- _Data supplied_:

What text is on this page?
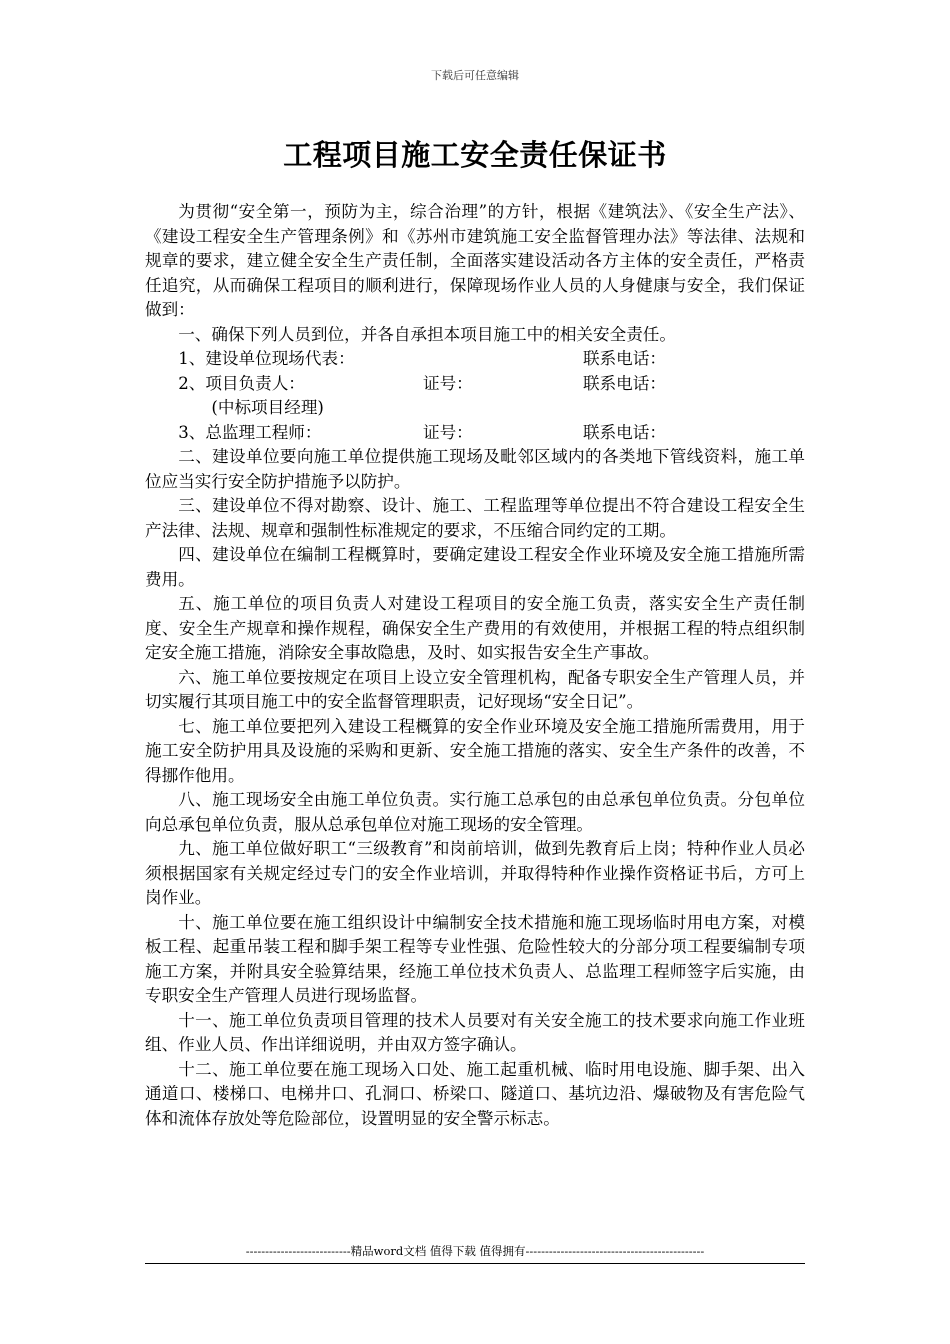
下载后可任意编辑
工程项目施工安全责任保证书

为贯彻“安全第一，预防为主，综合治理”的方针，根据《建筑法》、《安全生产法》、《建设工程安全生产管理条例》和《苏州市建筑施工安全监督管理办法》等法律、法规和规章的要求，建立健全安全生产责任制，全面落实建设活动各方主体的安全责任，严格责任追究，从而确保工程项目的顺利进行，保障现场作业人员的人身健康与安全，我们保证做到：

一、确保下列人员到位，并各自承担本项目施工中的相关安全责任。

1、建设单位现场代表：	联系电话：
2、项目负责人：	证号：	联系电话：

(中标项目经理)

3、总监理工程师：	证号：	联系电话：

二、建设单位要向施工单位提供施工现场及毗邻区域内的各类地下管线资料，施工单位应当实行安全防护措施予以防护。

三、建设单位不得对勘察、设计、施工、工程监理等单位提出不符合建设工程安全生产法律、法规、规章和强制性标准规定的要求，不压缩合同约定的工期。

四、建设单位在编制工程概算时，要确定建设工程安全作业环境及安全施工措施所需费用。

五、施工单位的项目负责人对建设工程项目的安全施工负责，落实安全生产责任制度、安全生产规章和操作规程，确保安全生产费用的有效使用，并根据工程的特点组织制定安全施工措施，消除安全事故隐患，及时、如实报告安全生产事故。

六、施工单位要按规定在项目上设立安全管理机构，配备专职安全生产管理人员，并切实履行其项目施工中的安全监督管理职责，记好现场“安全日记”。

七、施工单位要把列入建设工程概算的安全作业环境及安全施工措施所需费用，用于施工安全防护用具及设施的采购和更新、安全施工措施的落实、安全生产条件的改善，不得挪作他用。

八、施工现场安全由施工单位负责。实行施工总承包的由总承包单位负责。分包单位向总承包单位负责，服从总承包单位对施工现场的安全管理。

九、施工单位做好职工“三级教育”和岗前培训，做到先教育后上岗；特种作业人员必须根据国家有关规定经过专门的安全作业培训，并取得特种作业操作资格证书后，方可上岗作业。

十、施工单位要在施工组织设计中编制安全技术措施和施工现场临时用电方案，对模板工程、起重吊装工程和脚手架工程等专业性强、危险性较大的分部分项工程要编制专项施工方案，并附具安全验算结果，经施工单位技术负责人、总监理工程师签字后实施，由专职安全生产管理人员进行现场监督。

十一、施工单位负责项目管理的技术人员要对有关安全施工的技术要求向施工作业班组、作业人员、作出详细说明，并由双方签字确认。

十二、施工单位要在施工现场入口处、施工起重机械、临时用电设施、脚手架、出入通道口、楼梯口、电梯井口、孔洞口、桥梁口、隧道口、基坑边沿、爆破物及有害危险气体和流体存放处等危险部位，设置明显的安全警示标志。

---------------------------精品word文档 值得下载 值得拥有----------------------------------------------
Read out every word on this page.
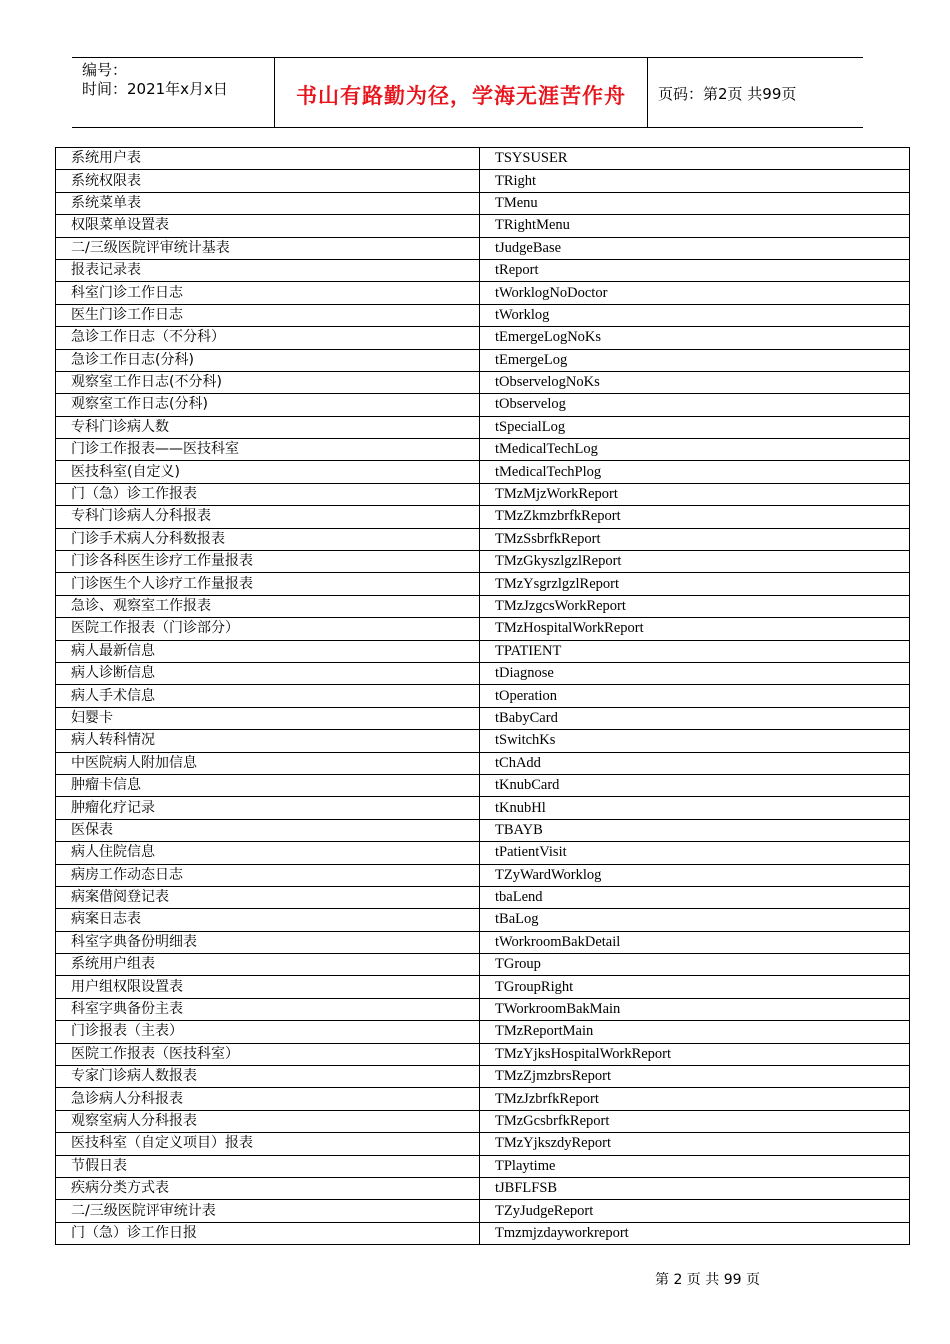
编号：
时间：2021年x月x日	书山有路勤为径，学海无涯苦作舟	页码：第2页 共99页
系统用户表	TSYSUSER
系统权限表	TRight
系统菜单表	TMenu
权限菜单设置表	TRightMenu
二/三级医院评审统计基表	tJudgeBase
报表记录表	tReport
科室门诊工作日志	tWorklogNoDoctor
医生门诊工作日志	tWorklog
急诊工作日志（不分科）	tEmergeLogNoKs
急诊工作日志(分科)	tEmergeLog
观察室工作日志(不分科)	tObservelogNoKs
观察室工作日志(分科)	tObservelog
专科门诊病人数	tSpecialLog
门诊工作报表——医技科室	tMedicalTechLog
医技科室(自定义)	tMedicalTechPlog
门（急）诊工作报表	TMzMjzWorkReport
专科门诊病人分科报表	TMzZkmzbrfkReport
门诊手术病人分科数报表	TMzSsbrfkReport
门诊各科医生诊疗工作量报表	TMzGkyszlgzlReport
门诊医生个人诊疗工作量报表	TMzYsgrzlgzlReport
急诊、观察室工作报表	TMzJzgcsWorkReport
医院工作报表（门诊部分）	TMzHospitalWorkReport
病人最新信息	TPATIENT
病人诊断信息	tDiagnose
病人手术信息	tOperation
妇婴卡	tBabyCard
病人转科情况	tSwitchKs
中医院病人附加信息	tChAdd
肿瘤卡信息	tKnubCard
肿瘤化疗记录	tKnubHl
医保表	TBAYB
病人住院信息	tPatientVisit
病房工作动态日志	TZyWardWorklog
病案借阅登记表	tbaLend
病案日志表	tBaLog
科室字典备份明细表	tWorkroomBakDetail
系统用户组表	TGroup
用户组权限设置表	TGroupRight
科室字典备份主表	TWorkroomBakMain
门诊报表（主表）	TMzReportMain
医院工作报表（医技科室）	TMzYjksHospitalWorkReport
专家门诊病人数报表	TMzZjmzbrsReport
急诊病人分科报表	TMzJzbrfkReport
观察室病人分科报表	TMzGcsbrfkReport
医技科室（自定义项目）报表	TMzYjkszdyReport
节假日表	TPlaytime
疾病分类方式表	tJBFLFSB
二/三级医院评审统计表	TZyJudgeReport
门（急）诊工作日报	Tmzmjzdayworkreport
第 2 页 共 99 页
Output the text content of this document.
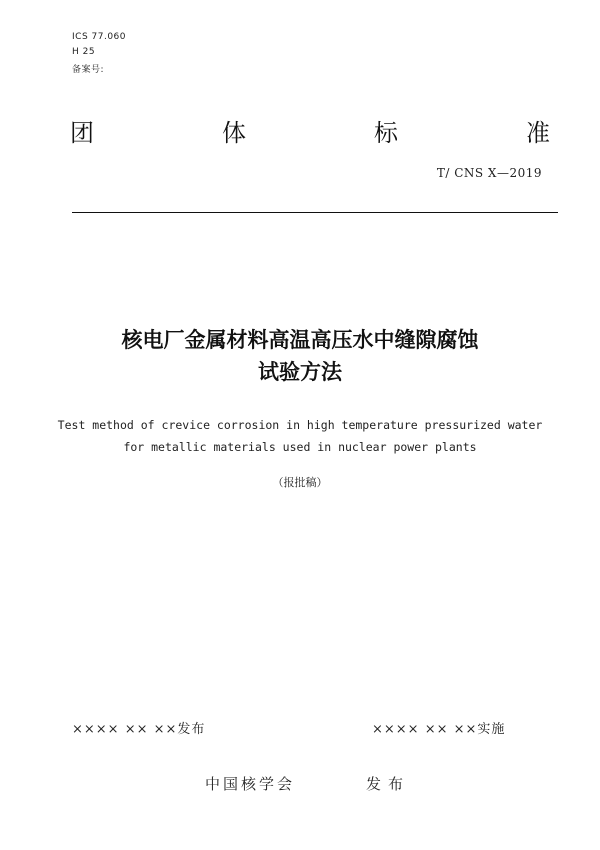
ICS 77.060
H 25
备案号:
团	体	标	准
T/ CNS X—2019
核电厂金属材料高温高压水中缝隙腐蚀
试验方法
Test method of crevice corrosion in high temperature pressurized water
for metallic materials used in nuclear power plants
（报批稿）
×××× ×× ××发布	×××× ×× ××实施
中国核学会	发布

- _Task_: From the line containing "Output the text content of this document." through the end of the entries, quote each line exactly and nothing else, excluding all pictures.

- _Result for this task_:
Output the text content of this document.
ICS 77.060
H 25
备案号:
团	体	标	准
T/ CNS X—2019
核电厂金属材料高温高压水中缝隙腐蚀
试验方法
Test method of crevice corrosion in high temperature pressurized water
for metallic materials used in nuclear power plants
（报批稿）
×××× ×× ××发布	×××× ×× ××实施
中国核学会	发布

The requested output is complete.